---------- Supplied entries ----------
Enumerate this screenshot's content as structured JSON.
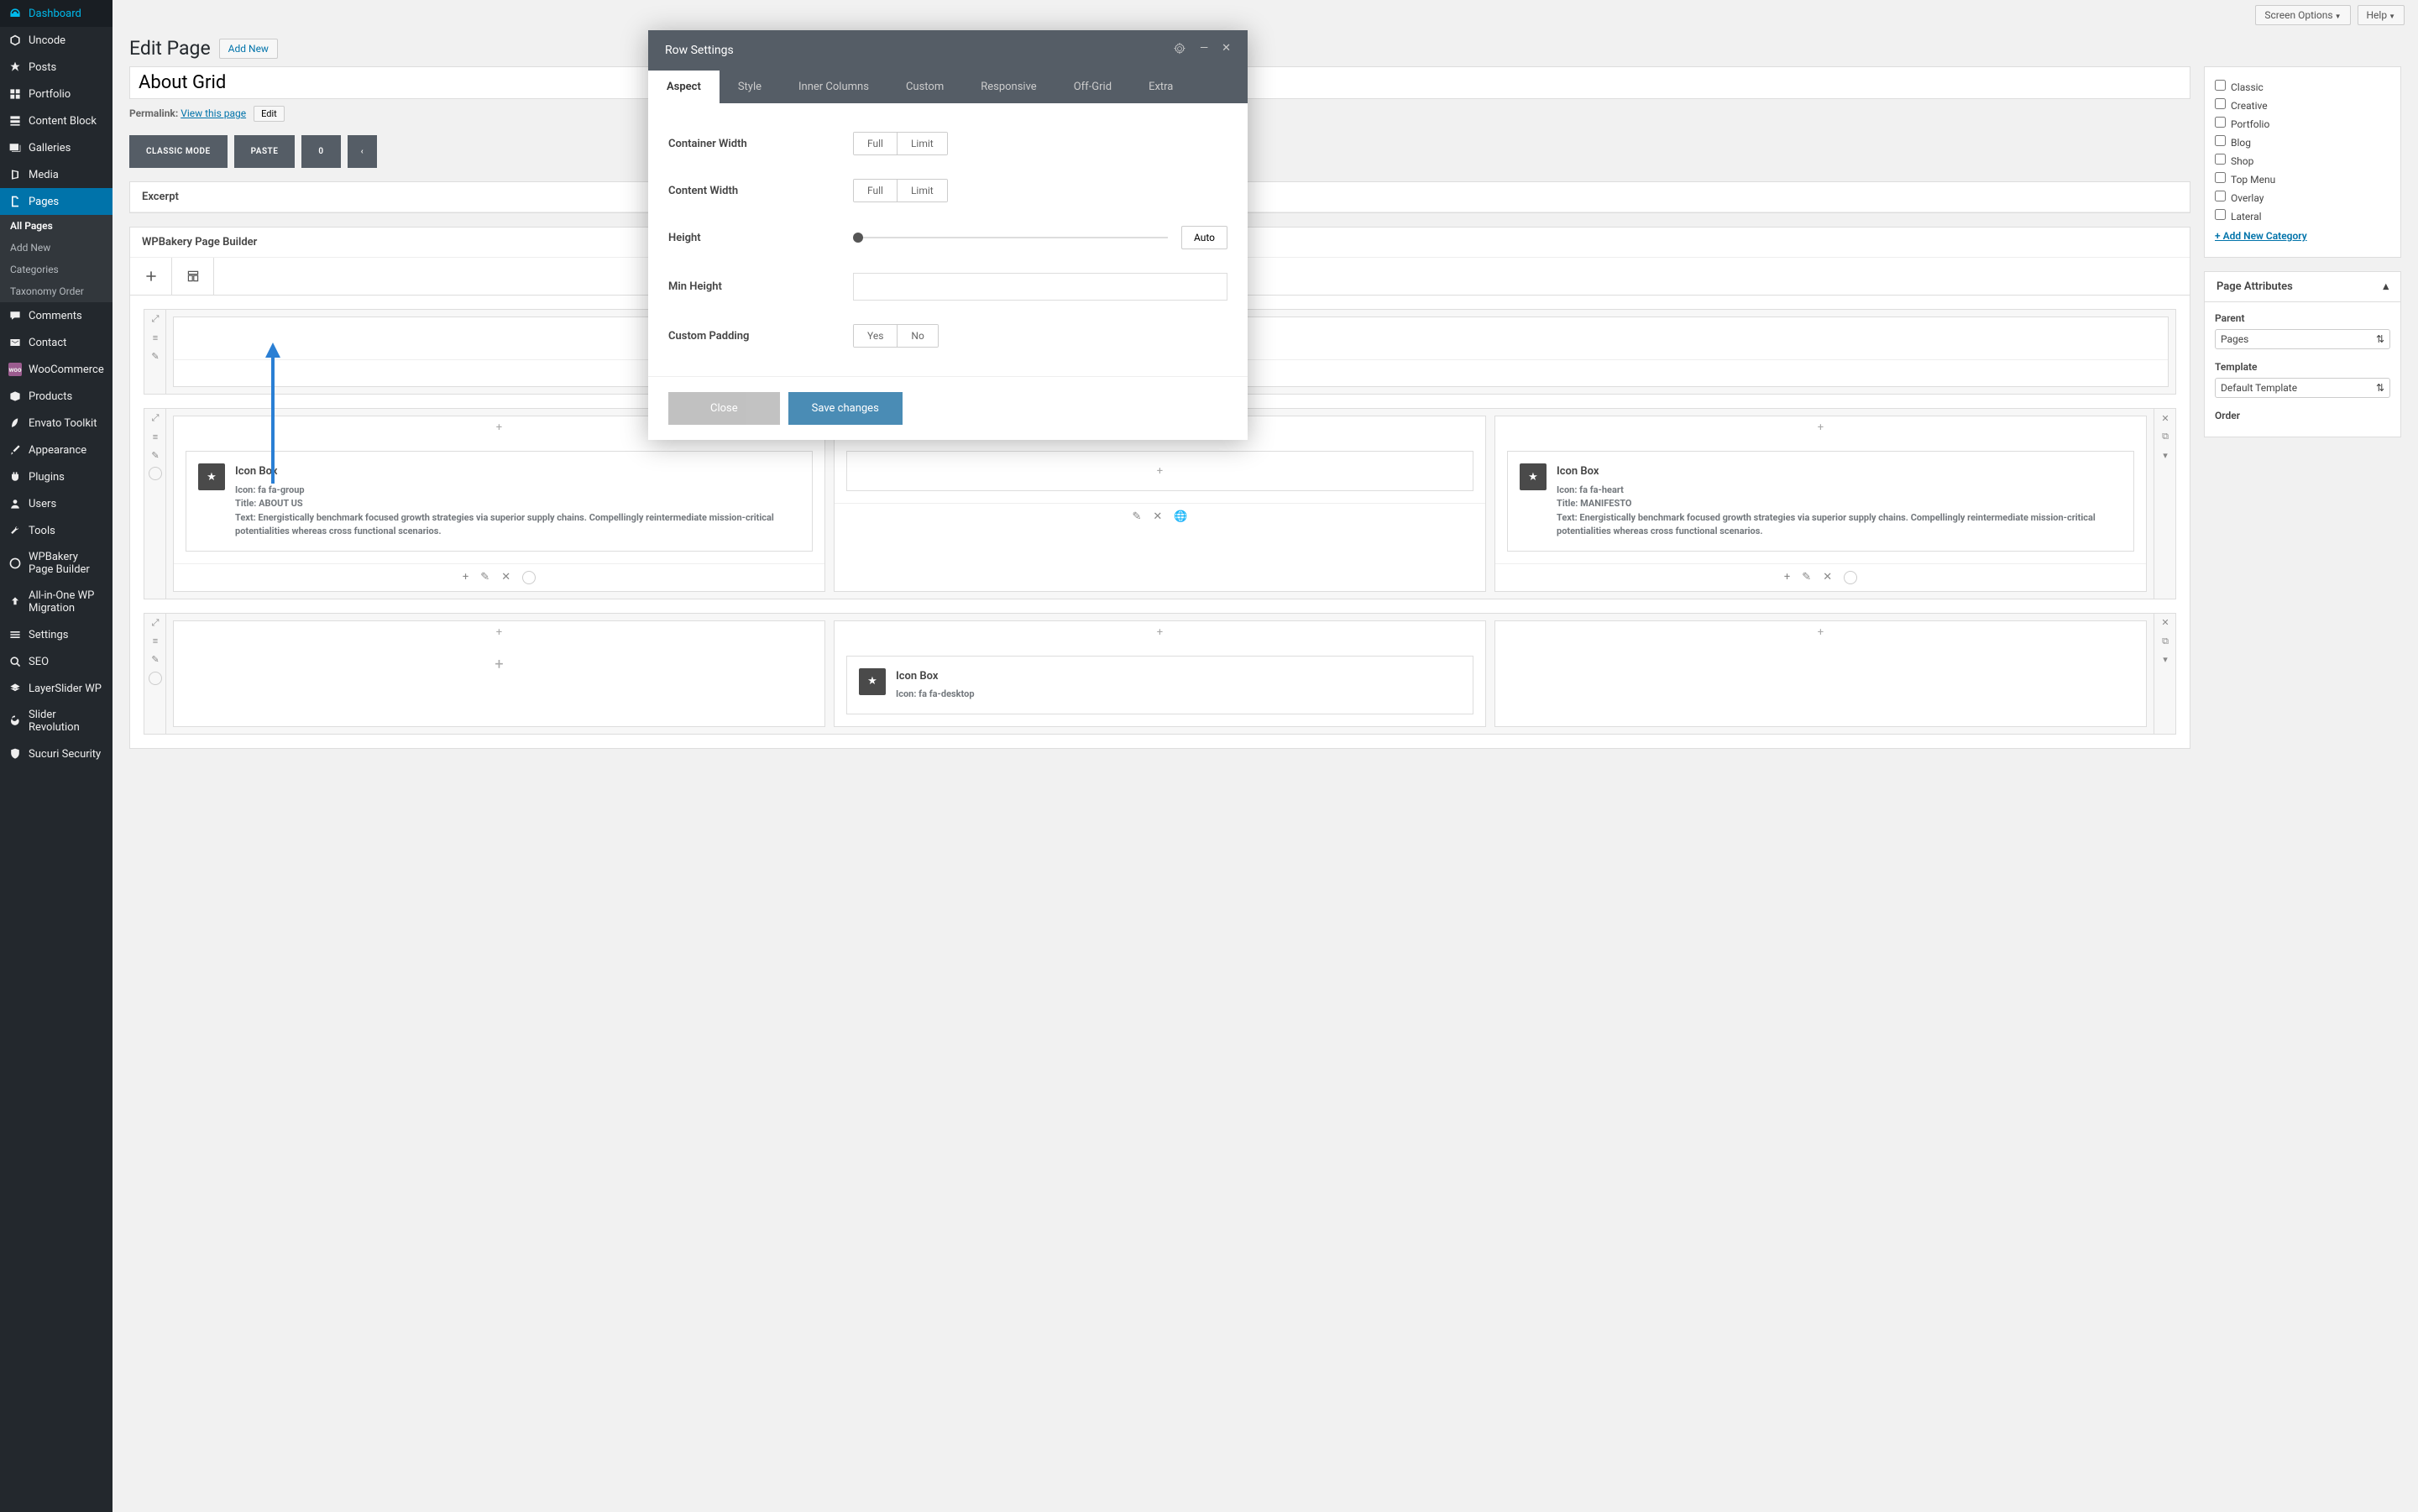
{
  "topbar": {
    "screen_options": "Screen Options",
    "help": "Help"
  },
  "sidebar": {
    "items": [
      {
        "icon": "dashboard",
        "label": "Dashboard"
      },
      {
        "icon": "uncode",
        "label": "Uncode"
      },
      {
        "icon": "pin",
        "label": "Posts"
      },
      {
        "icon": "grid",
        "label": "Portfolio"
      },
      {
        "icon": "blocks",
        "label": "Content Block"
      },
      {
        "icon": "gallery",
        "label": "Galleries"
      },
      {
        "icon": "media",
        "label": "Media"
      },
      {
        "icon": "page",
        "label": "Pages"
      },
      {
        "icon": "comment",
        "label": "Comments"
      },
      {
        "icon": "contact",
        "label": "Contact"
      },
      {
        "icon": "woo",
        "label": "WooCommerce"
      },
      {
        "icon": "products",
        "label": "Products"
      },
      {
        "icon": "envato",
        "label": "Envato Toolkit"
      },
      {
        "icon": "appearance",
        "label": "Appearance"
      },
      {
        "icon": "plugins",
        "label": "Plugins"
      },
      {
        "icon": "users",
        "label": "Users"
      },
      {
        "icon": "tools",
        "label": "Tools"
      },
      {
        "icon": "wpbakery",
        "label": "WPBakery Page Builder"
      },
      {
        "icon": "migration",
        "label": "All-in-One WP Migration"
      },
      {
        "icon": "settings",
        "label": "Settings"
      },
      {
        "icon": "seo",
        "label": "SEO"
      },
      {
        "icon": "layerslider",
        "label": "LayerSlider WP"
      },
      {
        "icon": "slider",
        "label": "Slider Revolution"
      },
      {
        "icon": "sucuri",
        "label": "Sucuri Security"
      }
    ],
    "sub": [
      {
        "label": "All Pages",
        "active": true
      },
      {
        "label": "Add New"
      },
      {
        "label": "Categories"
      },
      {
        "label": "Taxonomy Order"
      }
    ]
  },
  "header": {
    "title": "Edit Page",
    "add_new": "Add New"
  },
  "title_input": "About Grid",
  "permalink": {
    "label": "Permalink:",
    "url": "View this page",
    "edit": "Edit"
  },
  "modes": {
    "classic": "CLASSIC MODE",
    "paste": "PASTE",
    "zero": "0"
  },
  "panels": {
    "excerpt": "Excerpt",
    "builder": "WPBakery Page Builder"
  },
  "iconbox1": {
    "title": "Icon Box",
    "line1": "Icon: fa fa-group",
    "line2": "Title: ABOUT US",
    "line3": "Text: Energistically benchmark focused growth strategies via superior supply chains. Compellingly reintermediate mission-critical potentialities whereas cross functional scenarios."
  },
  "iconbox2": {
    "title": "Icon Box",
    "line1": "Icon: fa fa-heart",
    "line2": "Title: MANIFESTO",
    "line3": "Text: Energistically benchmark focused growth strategies via superior supply chains. Compellingly reintermediate mission-critical potentialities whereas cross functional scenarios."
  },
  "iconbox3": {
    "title": "Icon Box",
    "line1": "Icon: fa fa-desktop"
  },
  "categories": {
    "items": [
      "Classic",
      "Creative",
      "Portfolio",
      "Blog",
      "Shop",
      "Top Menu",
      "Overlay",
      "Lateral"
    ],
    "add": "+ Add New Category"
  },
  "page_attr": {
    "title": "Page Attributes",
    "parent_label": "Parent",
    "parent_value": "Pages",
    "template_label": "Template",
    "template_value": "Default Template",
    "order_label": "Order"
  },
  "modal": {
    "title": "Row Settings",
    "tabs": [
      "Aspect",
      "Style",
      "Inner Columns",
      "Custom",
      "Responsive",
      "Off-Grid",
      "Extra"
    ],
    "settings": {
      "container_width": "Container Width",
      "content_width": "Content Width",
      "height": "Height",
      "min_height": "Min Height",
      "custom_padding": "Custom Padding",
      "full": "Full",
      "limit": "Limit",
      "auto": "Auto",
      "yes": "Yes",
      "no": "No"
    },
    "close": "Close",
    "save": "Save changes"
  }
}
----------
◆ **Exercise aim**
Give every record back exactly as it reads, with no images.

◆ **Full output**
Enumerate this screenshot's content as structured JSON.
{
  "topbar": {
    "screen_options": "Screen Options",
    "help": "Help"
  },
  "sidebar": {
    "items": [
      {
        "icon": "dashboard",
        "label": "Dashboard"
      },
      {
        "icon": "uncode",
        "label": "Uncode"
      },
      {
        "icon": "pin",
        "label": "Posts"
      },
      {
        "icon": "grid",
        "label": "Portfolio"
      },
      {
        "icon": "blocks",
        "label": "Content Block"
      },
      {
        "icon": "gallery",
        "label": "Galleries"
      },
      {
        "icon": "media",
        "label": "Media"
      },
      {
        "icon": "page",
        "label": "Pages"
      },
      {
        "icon": "comment",
        "label": "Comments"
      },
      {
        "icon": "contact",
        "label": "Contact"
      },
      {
        "icon": "woo",
        "label": "WooCommerce"
      },
      {
        "icon": "products",
        "label": "Products"
      },
      {
        "icon": "envato",
        "label": "Envato Toolkit"
      },
      {
        "icon": "appearance",
        "label": "Appearance"
      },
      {
        "icon": "plugins",
        "label": "Plugins"
      },
      {
        "icon": "users",
        "label": "Users"
      },
      {
        "icon": "tools",
        "label": "Tools"
      },
      {
        "icon": "wpbakery",
        "label": "WPBakery Page Builder"
      },
      {
        "icon": "migration",
        "label": "All-in-One WP Migration"
      },
      {
        "icon": "settings",
        "label": "Settings"
      },
      {
        "icon": "seo",
        "label": "SEO"
      },
      {
        "icon": "layerslider",
        "label": "LayerSlider WP"
      },
      {
        "icon": "slider",
        "label": "Slider Revolution"
      },
      {
        "icon": "sucuri",
        "label": "Sucuri Security"
      }
    ],
    "sub": [
      {
        "label": "All Pages",
        "active": true
      },
      {
        "label": "Add New"
      },
      {
        "label": "Categories"
      },
      {
        "label": "Taxonomy Order"
      }
    ]
  },
  "header": {
    "title": "Edit Page",
    "add_new": "Add New"
  },
  "title_input": "About Grid",
  "permalink": {
    "label": "Permalink:",
    "url": "View this page",
    "edit": "Edit"
  },
  "modes": {
    "classic": "CLASSIC MODE",
    "paste": "PASTE",
    "zero": "0"
  },
  "panels": {
    "excerpt": "Excerpt",
    "builder": "WPBakery Page Builder"
  },
  "iconbox1": {
    "title": "Icon Box",
    "line1": "Icon: fa fa-group",
    "line2": "Title: ABOUT US",
    "line3": "Text: Energistically benchmark focused growth strategies via superior supply chains. Compellingly reintermediate mission-critical potentialities whereas cross functional scenarios."
  },
  "iconbox2": {
    "title": "Icon Box",
    "line1": "Icon: fa fa-heart",
    "line2": "Title: MANIFESTO",
    "line3": "Text: Energistically benchmark focused growth strategies via superior supply chains. Compellingly reintermediate mission-critical potentialities whereas cross functional scenarios."
  },
  "iconbox3": {
    "title": "Icon Box",
    "line1": "Icon: fa fa-desktop"
  },
  "categories": {
    "items": [
      "Classic",
      "Creative",
      "Portfolio",
      "Blog",
      "Shop",
      "Top Menu",
      "Overlay",
      "Lateral"
    ],
    "add": "+ Add New Category"
  },
  "page_attr": {
    "title": "Page Attributes",
    "parent_label": "Parent",
    "parent_value": "Pages",
    "template_label": "Template",
    "template_value": "Default Template",
    "order_label": "Order"
  },
  "modal": {
    "title": "Row Settings",
    "tabs": [
      "Aspect",
      "Style",
      "Inner Columns",
      "Custom",
      "Responsive",
      "Off-Grid",
      "Extra"
    ],
    "settings": {
      "container_width": "Container Width",
      "content_width": "Content Width",
      "height": "Height",
      "min_height": "Min Height",
      "custom_padding": "Custom Padding",
      "full": "Full",
      "limit": "Limit",
      "auto": "Auto",
      "yes": "Yes",
      "no": "No"
    },
    "close": "Close",
    "save": "Save changes"
  }
}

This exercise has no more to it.